* [WHAT IS NEEDED] Copy out each line of the material below that holds the string "houses".

(Records from a data collection)
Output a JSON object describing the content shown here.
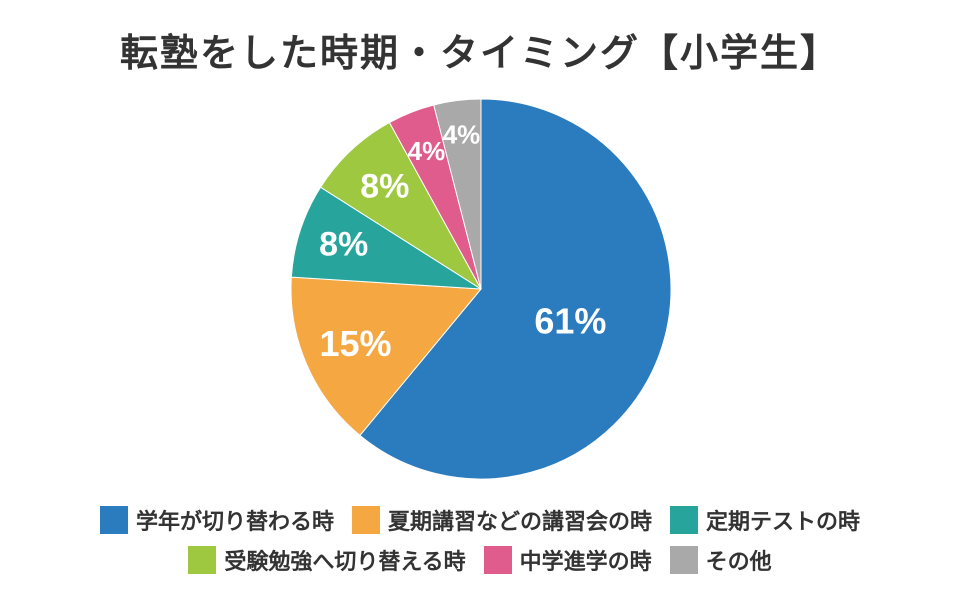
{
  "chart_data": {
    "type": "pie",
    "title": "転塾をした時期・タイミング【小学生】",
    "series": [
      {
        "name": "学年が切り替わる時",
        "value": 61,
        "label": "61%",
        "color": "#2b7bbf"
      },
      {
        "name": "夏期講習などの講習会の時",
        "value": 15,
        "label": "15%",
        "color": "#f5a742"
      },
      {
        "name": "定期テストの時",
        "value": 8,
        "label": "8%",
        "color": "#27a59c"
      },
      {
        "name": "受験勉強へ切り替える時",
        "value": 8,
        "label": "8%",
        "color": "#9dc83f"
      },
      {
        "name": "中学進学の時",
        "value": 4,
        "label": "4%",
        "color": "#e05c8c"
      },
      {
        "name": "その他",
        "value": 4,
        "label": "4%",
        "color": "#a9a9a9"
      }
    ],
    "legend": "bottom",
    "legend_rows": [
      [
        0,
        1,
        2
      ],
      [
        3,
        4,
        5
      ]
    ]
  }
}
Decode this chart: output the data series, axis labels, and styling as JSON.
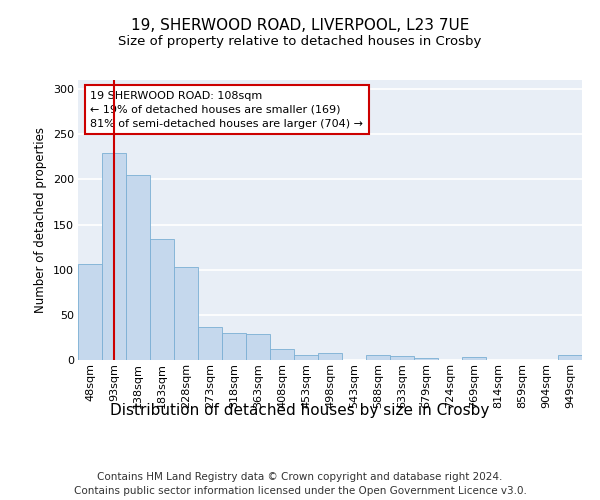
{
  "title_line1": "19, SHERWOOD ROAD, LIVERPOOL, L23 7UE",
  "title_line2": "Size of property relative to detached houses in Crosby",
  "xlabel": "Distribution of detached houses by size in Crosby",
  "ylabel": "Number of detached properties",
  "categories": [
    "48sqm",
    "93sqm",
    "138sqm",
    "183sqm",
    "228sqm",
    "273sqm",
    "318sqm",
    "363sqm",
    "408sqm",
    "453sqm",
    "498sqm",
    "543sqm",
    "588sqm",
    "633sqm",
    "679sqm",
    "724sqm",
    "769sqm",
    "814sqm",
    "859sqm",
    "904sqm",
    "949sqm"
  ],
  "values": [
    106,
    229,
    205,
    134,
    103,
    36,
    30,
    29,
    12,
    5,
    8,
    0,
    5,
    4,
    2,
    0,
    3,
    0,
    0,
    0,
    5
  ],
  "bar_color": "#c5d8ed",
  "bar_edge_color": "#7bafd4",
  "background_color": "#e8eef6",
  "grid_color": "#ffffff",
  "annotation_box_text": "19 SHERWOOD ROAD: 108sqm\n← 19% of detached houses are smaller (169)\n81% of semi-detached houses are larger (704) →",
  "annotation_box_color": "#cc0000",
  "property_line_x": 1.0,
  "ylim": [
    0,
    310
  ],
  "yticks": [
    0,
    50,
    100,
    150,
    200,
    250,
    300
  ],
  "footer_text": "Contains HM Land Registry data © Crown copyright and database right 2024.\nContains public sector information licensed under the Open Government Licence v3.0.",
  "title_fontsize": 11,
  "subtitle_fontsize": 9.5,
  "xlabel_fontsize": 11,
  "ylabel_fontsize": 8.5,
  "tick_fontsize": 8,
  "annotation_fontsize": 8,
  "footer_fontsize": 7.5
}
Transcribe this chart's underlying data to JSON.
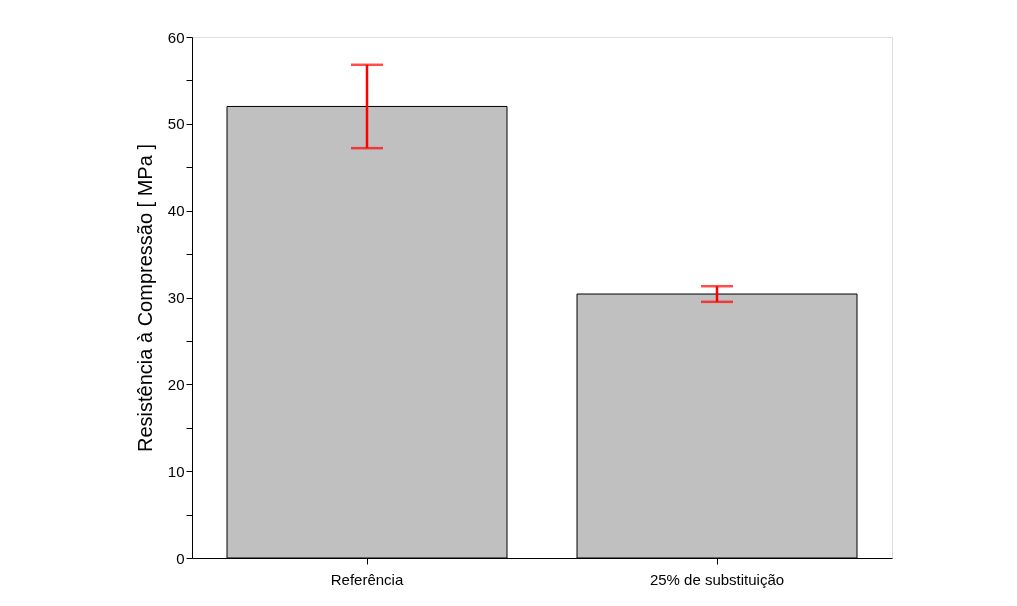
{
  "chart_data": {
    "type": "bar",
    "ylabel": "Resistência à Compressão [ MPa ]",
    "categories": [
      "Referência",
      "25% de substituição"
    ],
    "values": [
      52,
      30.4
    ],
    "errors": [
      4.8,
      0.9
    ],
    "color": "#c0c0c0",
    "ylim": [
      0,
      60
    ],
    "yticks": [
      0,
      {
        "value": 5,
        "label": null
      },
      10,
      {
        "value": 15,
        "label": null
      },
      20,
      {
        "value": 25,
        "label": null
      },
      30,
      {
        "value": 35,
        "label": null
      },
      40,
      {
        "value": 45,
        "label": null
      },
      50,
      {
        "value": 55,
        "label": null
      },
      60
    ],
    "grid": false
  }
}
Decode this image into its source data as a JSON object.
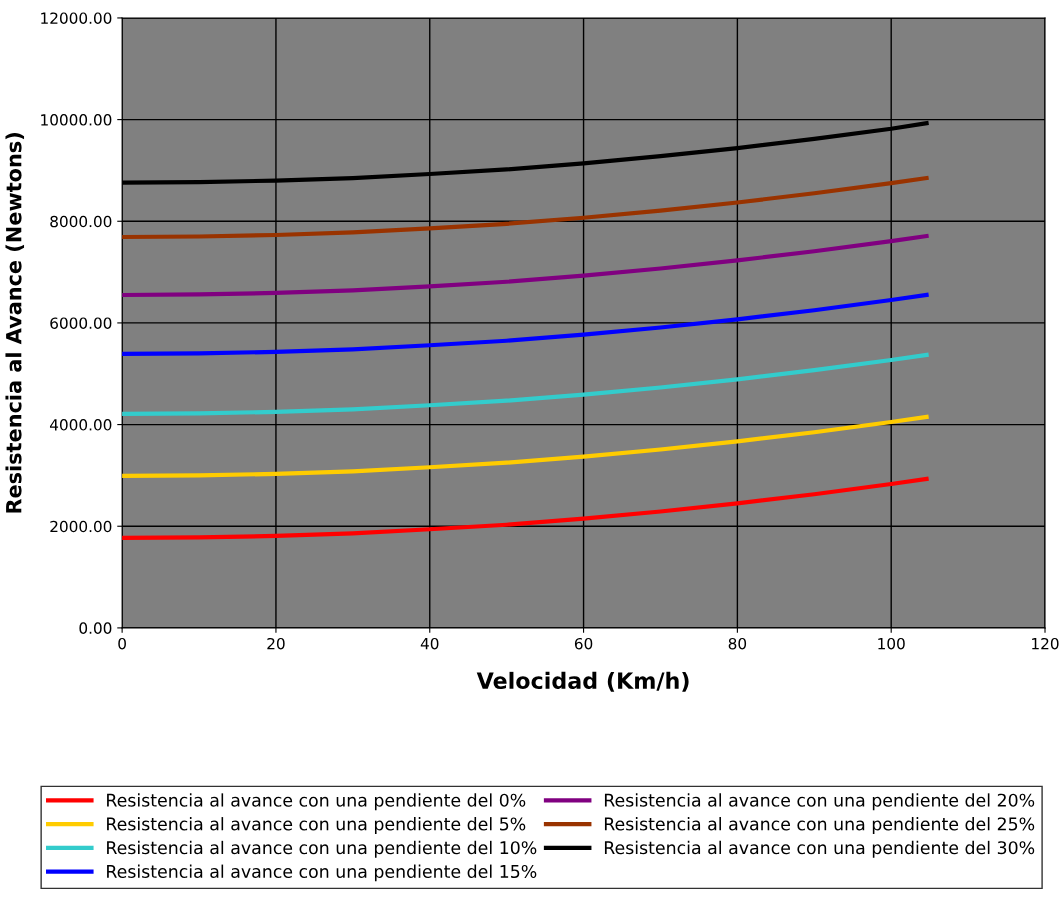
{
  "chart_data": {
    "type": "line",
    "xlabel": "Velocidad (Km/h)",
    "ylabel": "Resistencia al Avance (Newtons)",
    "x": [
      0,
      10,
      20,
      30,
      40,
      50,
      60,
      70,
      80,
      90,
      100,
      104.6
    ],
    "series": [
      {
        "name": "Resistencia al avance con una pendiente del 0%",
        "color": "#ff0000",
        "values": [
          1770,
          1780,
          1810,
          1860,
          1940,
          2030,
          2150,
          2290,
          2450,
          2630,
          2830,
          2930
        ]
      },
      {
        "name": "Resistencia al avance con una pendiente del 5%",
        "color": "#ffcc00",
        "values": [
          2990,
          3000,
          3030,
          3080,
          3160,
          3250,
          3370,
          3510,
          3670,
          3850,
          4050,
          4150
        ]
      },
      {
        "name": "Resistencia al avance con una pendiente del 10%",
        "color": "#33cccc",
        "values": [
          4210,
          4220,
          4250,
          4300,
          4380,
          4470,
          4590,
          4730,
          4890,
          5070,
          5270,
          5370
        ]
      },
      {
        "name": "Resistencia al avance con una pendiente del 15%",
        "color": "#0000ff",
        "values": [
          5390,
          5400,
          5430,
          5480,
          5560,
          5650,
          5770,
          5910,
          6070,
          6250,
          6450,
          6550
        ]
      },
      {
        "name": "Resistencia al avance con una pendiente del 20%",
        "color": "#800080",
        "values": [
          6550,
          6560,
          6590,
          6640,
          6720,
          6810,
          6930,
          7070,
          7230,
          7410,
          7610,
          7710
        ]
      },
      {
        "name": "Resistencia al avance con una pendiente del 25%",
        "color": "#993300",
        "values": [
          7690,
          7700,
          7730,
          7780,
          7860,
          7950,
          8070,
          8210,
          8370,
          8550,
          8750,
          8850
        ]
      },
      {
        "name": "Resistencia al avance con una pendiente del 30%",
        "color": "#000000",
        "values": [
          8760,
          8770,
          8800,
          8850,
          8930,
          9020,
          9140,
          9280,
          9440,
          9620,
          9820,
          9930
        ]
      }
    ],
    "xlim": [
      0,
      120
    ],
    "xticks": [
      0,
      20,
      40,
      60,
      80,
      100,
      120
    ],
    "ylim": [
      0,
      12000
    ],
    "yticks": [
      {
        "value": 0,
        "label": "0.00"
      },
      {
        "value": 2000,
        "label": "2000.00"
      },
      {
        "value": 4000,
        "label": "4000.00"
      },
      {
        "value": 6000,
        "label": "6000.00"
      },
      {
        "value": 8000,
        "label": "8000.00"
      },
      {
        "value": 10000,
        "label": "10000.00"
      },
      {
        "value": 12000,
        "label": "12000.00"
      }
    ],
    "grid": true,
    "legend": "bottom",
    "marker": "none",
    "line_style": "solid"
  }
}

* [TASK SOLUTION]
  "title_line2": "Size of property relative to detached houses in Crosby",
  "xlabel": "Distribution of detached houses by size in Crosby",
  "annotation_box_text": "19 SHERWOOD ROAD: 108sqm\n← 19% of detached houses are smaller (169)\n81% of semi-detached houses are larger (704) →",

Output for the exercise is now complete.